* **Some records**:

★ ★ ★ ★

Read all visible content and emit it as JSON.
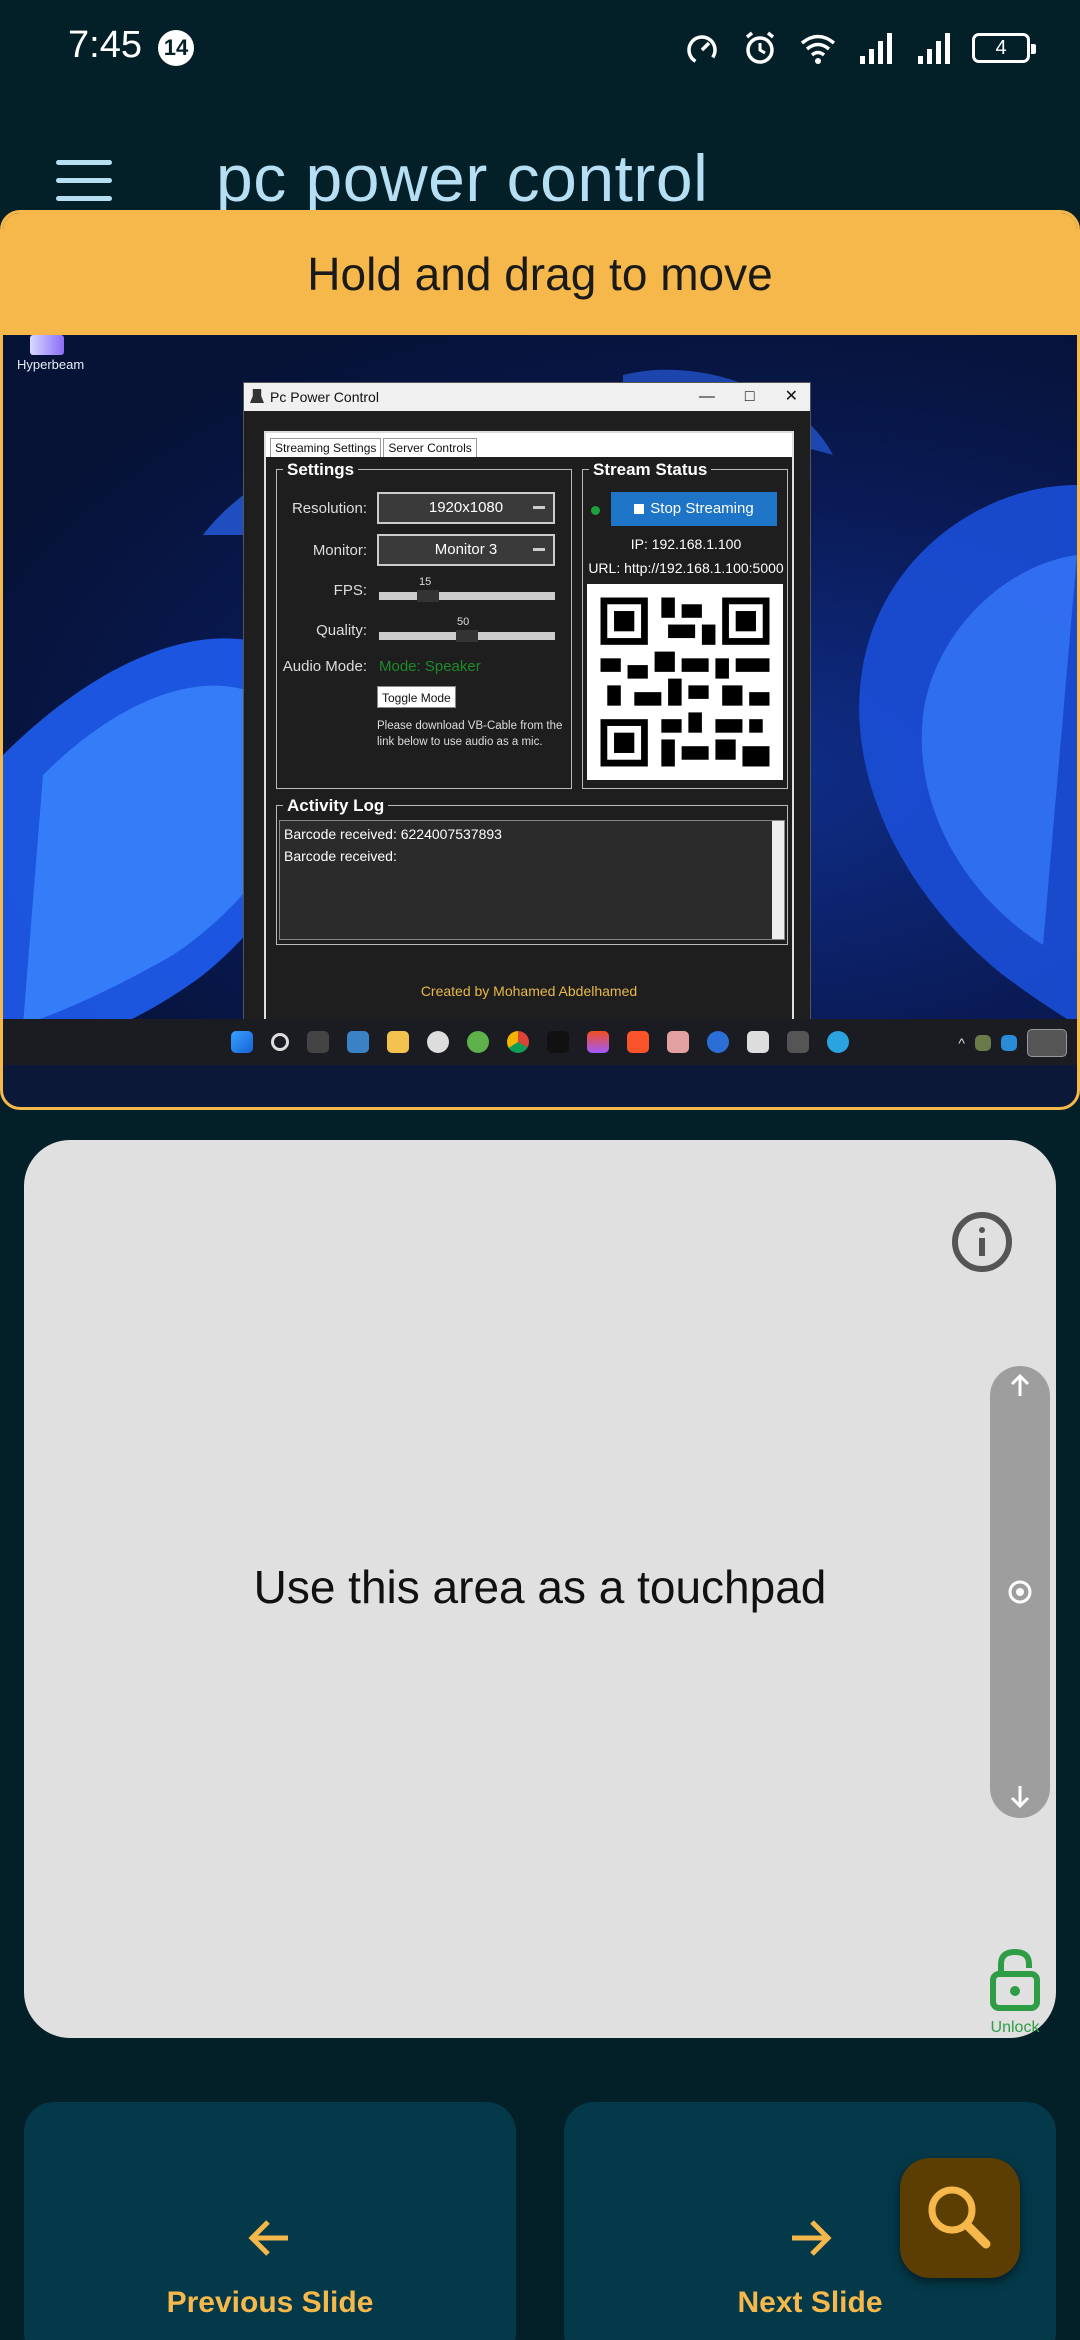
{
  "status_bar": {
    "time": "7:45",
    "notification_count": "14",
    "battery": "4"
  },
  "app_bar": {
    "title": "pc power control"
  },
  "stream": {
    "drag_hint": "Hold and drag to move",
    "desktop_icon_label": "Hyperbeam",
    "window": {
      "title": "Pc Power Control",
      "tabs": [
        "Streaming Settings",
        "Server Controls"
      ],
      "settings": {
        "group_title": "Settings",
        "resolution_label": "Resolution:",
        "resolution_value": "1920x1080",
        "monitor_label": "Monitor:",
        "monitor_value": "Monitor 3",
        "fps_label": "FPS:",
        "fps_value": "15",
        "quality_label": "Quality:",
        "quality_value": "50",
        "audio_mode_label": "Audio Mode:",
        "audio_mode_value": "Mode: Speaker",
        "toggle_mode_button": "Toggle Mode",
        "note_line1": "Please download VB-Cable from the",
        "note_line2": "link below to use audio as a mic."
      },
      "stream_status": {
        "group_title": "Stream Status",
        "stop_button": "Stop Streaming",
        "ip": "IP: 192.168.1.100",
        "url": "URL: http://192.168.1.100:5000"
      },
      "activity_log": {
        "group_title": "Activity Log",
        "lines": [
          "Barcode received: 6224007537893",
          "Barcode received:"
        ]
      },
      "credit": "Created by Mohamed Abdelhamed"
    }
  },
  "touchpad": {
    "hint": "Use this area as a touchpad",
    "unlock_label": "Unlock"
  },
  "nav": {
    "previous_label": "Previous Slide",
    "next_label": "Next Slide"
  },
  "colors": {
    "background": "#032029",
    "accent": "#f6b84a",
    "title": "#b6dff3",
    "touchpad": "#e0e0e0",
    "fab": "#5c3e03",
    "unlock": "#2e9d45"
  },
  "icons": {
    "menu": "hamburger-icon",
    "info": "info-icon",
    "scroll_up": "arrow-up-icon",
    "scroll_center": "touch-icon",
    "scroll_down": "arrow-down-icon",
    "unlock": "unlock-icon",
    "previous": "arrow-left-icon",
    "next": "arrow-right-icon",
    "fab": "search-icon"
  }
}
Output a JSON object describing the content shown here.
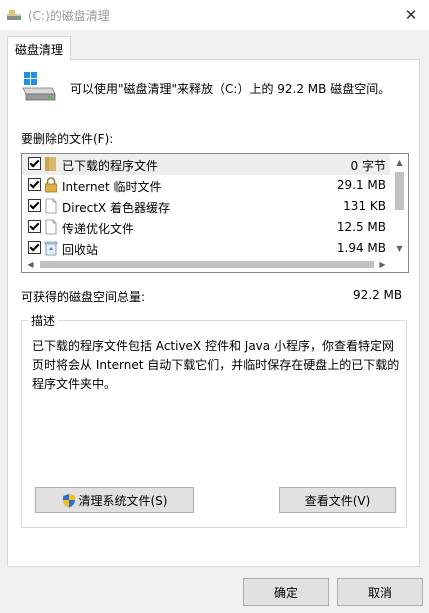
{
  "window": {
    "title": "(C:)的磁盘清理",
    "close_glyph": "✕"
  },
  "tab": {
    "label": "磁盘清理"
  },
  "summary": {
    "text": "可以使用\"磁盘清理\"来释放（C:）上的 92.2 MB 磁盘空间。"
  },
  "files": {
    "label": "要删除的文件(F):",
    "items": [
      {
        "name": "已下载的程序文件",
        "size": "0 字节",
        "checked": true,
        "icon": "folder-icon"
      },
      {
        "name": "Internet 临时文件",
        "size": "29.1 MB",
        "checked": true,
        "icon": "lock-icon"
      },
      {
        "name": "DirectX 着色器缓存",
        "size": "131 KB",
        "checked": true,
        "icon": "file-icon"
      },
      {
        "name": "传递优化文件",
        "size": "12.5 MB",
        "checked": true,
        "icon": "file-icon"
      },
      {
        "name": "回收站",
        "size": "1.94 MB",
        "checked": true,
        "icon": "recycle-bin-icon"
      }
    ]
  },
  "total": {
    "label": "可获得的磁盘空间总量:",
    "value": "92.2 MB"
  },
  "description": {
    "legend": "描述",
    "text": "已下载的程序文件包括 ActiveX 控件和 Java 小程序，你查看特定网页时将会从 Internet 自动下载它们，并临时保存在硬盘上的已下载的程序文件夹中。"
  },
  "buttons": {
    "clean_system": "清理系统文件(S)",
    "view_files": "查看文件(V)",
    "ok": "确定",
    "cancel": "取消"
  },
  "colors": {
    "window_bg": "#f0f0f0",
    "panel_bg": "#ffffff",
    "button_bg": "#e1e1e1",
    "title_text": "#9a9a9a",
    "selection_bg": "#eeeeee"
  }
}
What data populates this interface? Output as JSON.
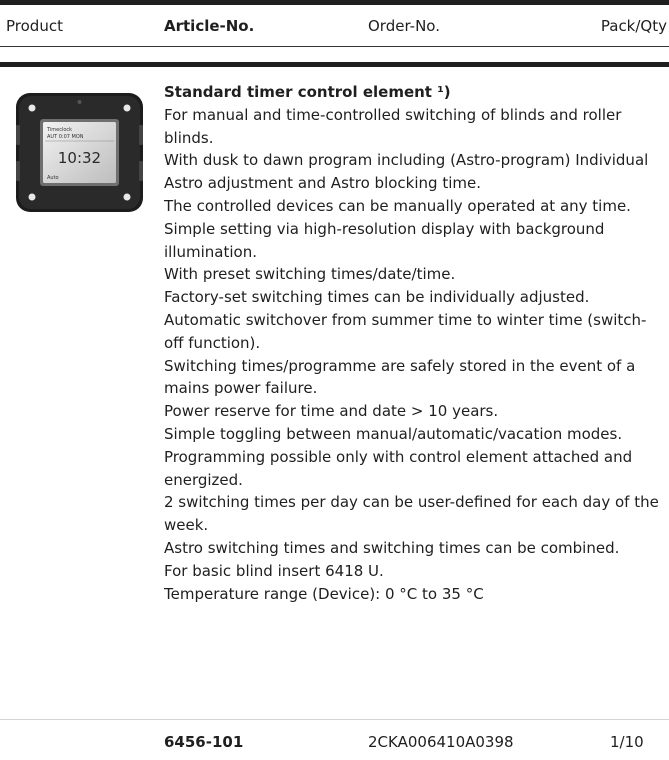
{
  "table": {
    "headers": {
      "product": "Product",
      "article": "Article-No.",
      "order": "Order-No.",
      "pack": "Pack/Qty"
    }
  },
  "item": {
    "title": "Standard timer control element ¹)",
    "image_icon": "timer-control-device-image",
    "device_screen": {
      "line1": "Timeclock",
      "line2": "AUT 0:07 MON",
      "time": "10:32",
      "footer": "Auto"
    },
    "description": [
      "For manual and time-controlled switching of blinds and roller blinds.",
      "With dusk to dawn program including (Astro-program) Individual Astro adjustment and Astro blocking time.",
      "The controlled devices can be manually operated at any time.",
      "Simple setting via high-resolution display with background illumination.",
      "With preset switching times/date/time.",
      "Factory-set switching times can be individually adjusted.",
      "Automatic switchover from summer time to winter time (switch-off function).",
      "Switching times/programme are safely stored in the event of a mains power failure.",
      "Power reserve for time and date > 10 years.",
      "Simple toggling between manual/automatic/vacation modes.",
      "Programming possible only with control element attached and energized.",
      "2 switching times per day can be user-defined for each day of the week.",
      "Astro switching times and switching times can be combined.",
      "For basic blind insert 6418 U.",
      "Temperature range (Device): 0 °C to 35 °C"
    ],
    "article_no": "6456-101",
    "order_no": "2CKA006410A0398",
    "pack_qty": "1/10"
  }
}
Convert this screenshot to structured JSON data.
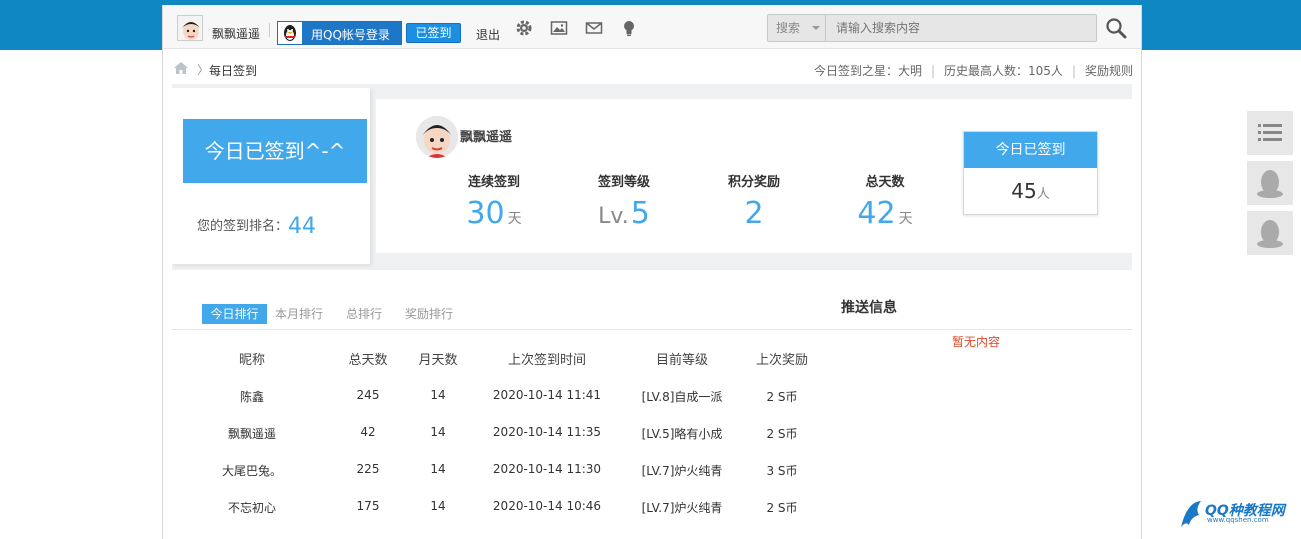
{
  "topbar": {
    "username": "飘飘遥遥",
    "qq_login_label": "用QQ帐号登录",
    "signed_label": "已签到",
    "logout_label": "退出",
    "search": {
      "scope": "搜索",
      "placeholder": "请输入搜索内容"
    }
  },
  "breadcrumb": {
    "current": "每日签到",
    "star_label": "今日签到之星：",
    "star_name": "大明",
    "history_label": "历史最高人数：",
    "history_value": "105人",
    "reward_rules": "奖励规则"
  },
  "sign": {
    "button_label": "今日已签到^-^",
    "rank_label": "您的签到排名：",
    "rank_value": "44"
  },
  "stats": {
    "username": "飘飘遥遥",
    "items": [
      {
        "label": "连续签到",
        "value": "30",
        "unit": "天"
      },
      {
        "label": "签到等级",
        "prefix": "Lv.",
        "value": "5",
        "unit": ""
      },
      {
        "label": "积分奖励",
        "value": "2",
        "unit": ""
      },
      {
        "label": "总天数",
        "value": "42",
        "unit": "天"
      }
    ],
    "today": {
      "title": "今日已签到",
      "count": "45",
      "unit": "人"
    }
  },
  "tabs": [
    "今日排行",
    "本月排行",
    "总排行",
    "奖励排行"
  ],
  "push": {
    "title": "推送信息",
    "empty": "暂无内容"
  },
  "table": {
    "headers": [
      "昵称",
      "总天数",
      "月天数",
      "上次签到时间",
      "目前等级",
      "上次奖励"
    ],
    "rows": [
      [
        "陈鑫",
        "245",
        "14",
        "2020-10-14 11:41",
        "[LV.8]自成一派",
        "2 S币"
      ],
      [
        "飘飘遥遥",
        "42",
        "14",
        "2020-10-14 11:35",
        "[LV.5]略有小成",
        "2 S币"
      ],
      [
        "大尾巴兔。",
        "225",
        "14",
        "2020-10-14 11:30",
        "[LV.7]炉火纯青",
        "3 S币"
      ],
      [
        "不忘初心",
        "175",
        "14",
        "2020-10-14 10:46",
        "[LV.7]炉火纯青",
        "2 S币"
      ]
    ]
  },
  "watermark": {
    "text": "QQ种教程网",
    "sub": "www.qqshen.com"
  },
  "colors": {
    "brand_band": "#0e87c3",
    "accent": "#41a8ec",
    "empty_text": "#e24a2a"
  }
}
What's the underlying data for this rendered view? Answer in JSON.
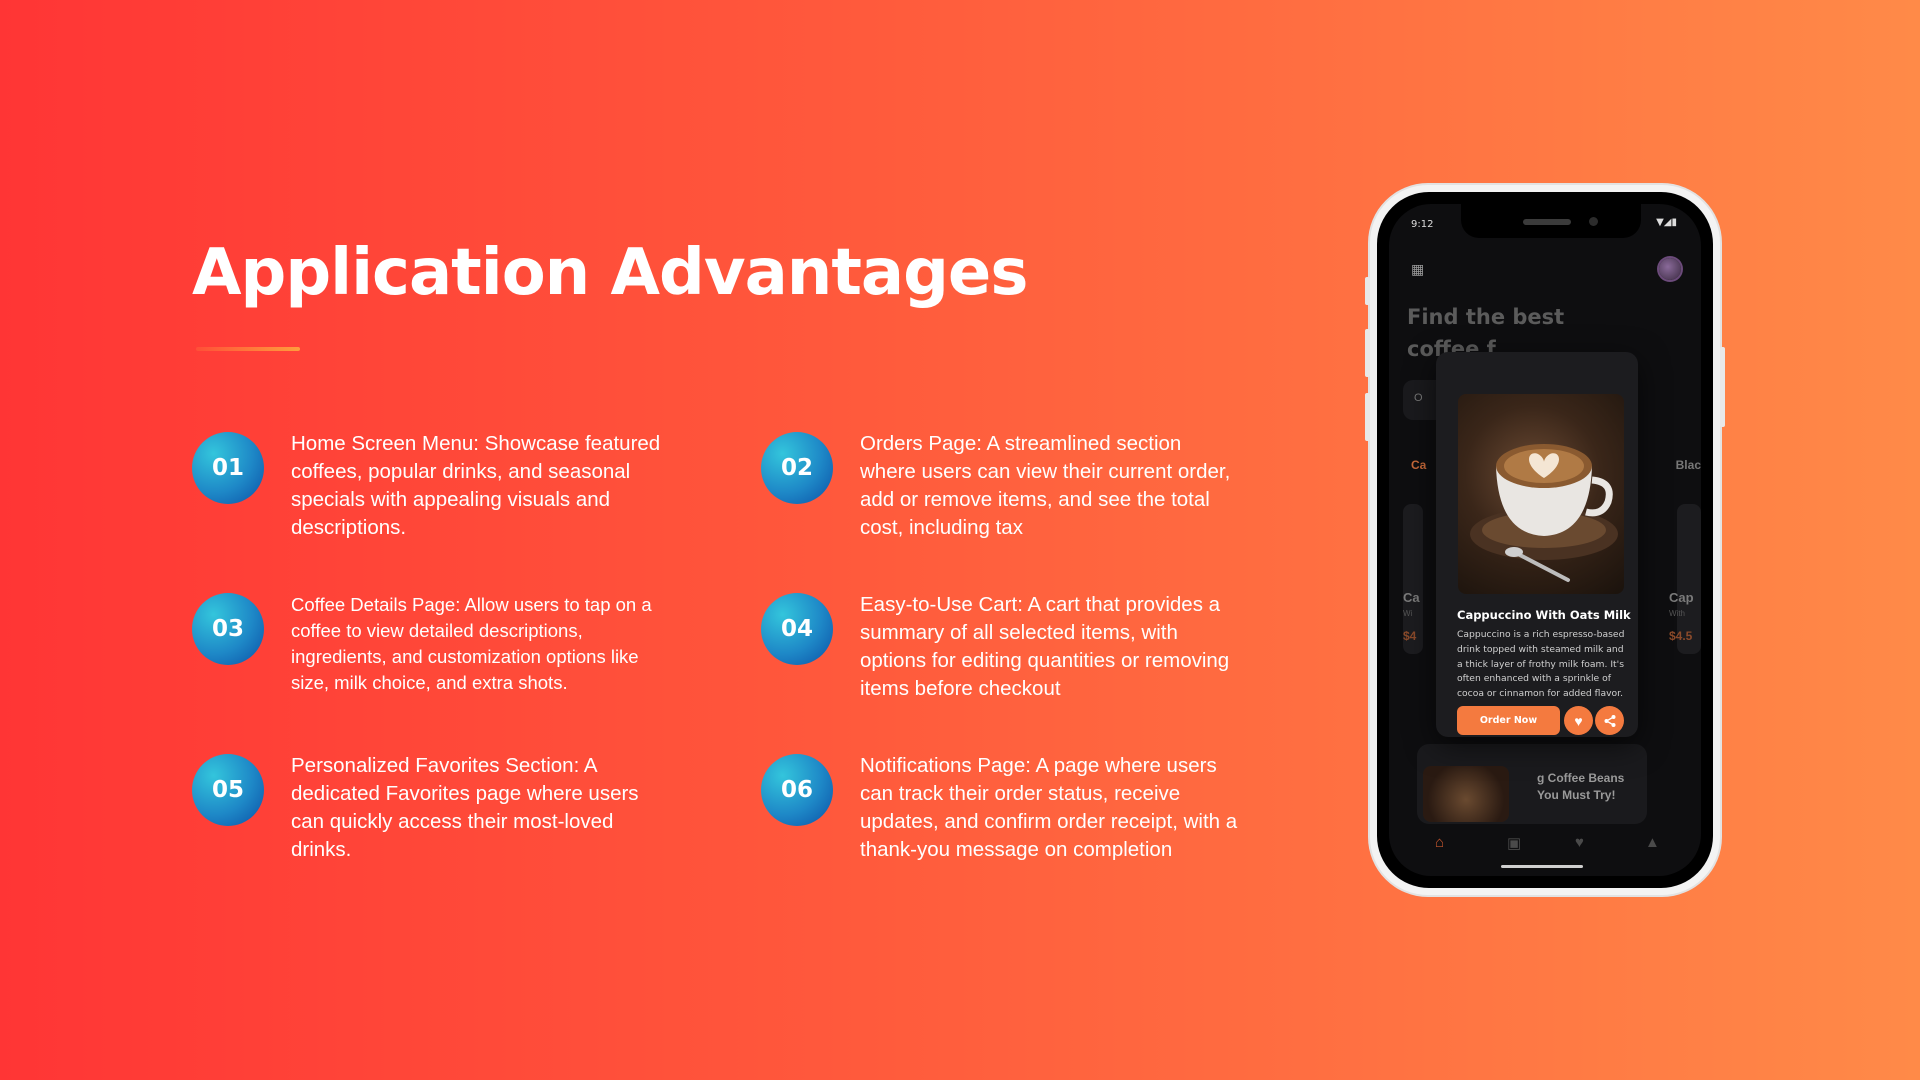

★ ★ ★ ★

* **Stated exercise**:
Of the lines in this material, state how many hold the string "from". Write no other words.

* **Answer**:
2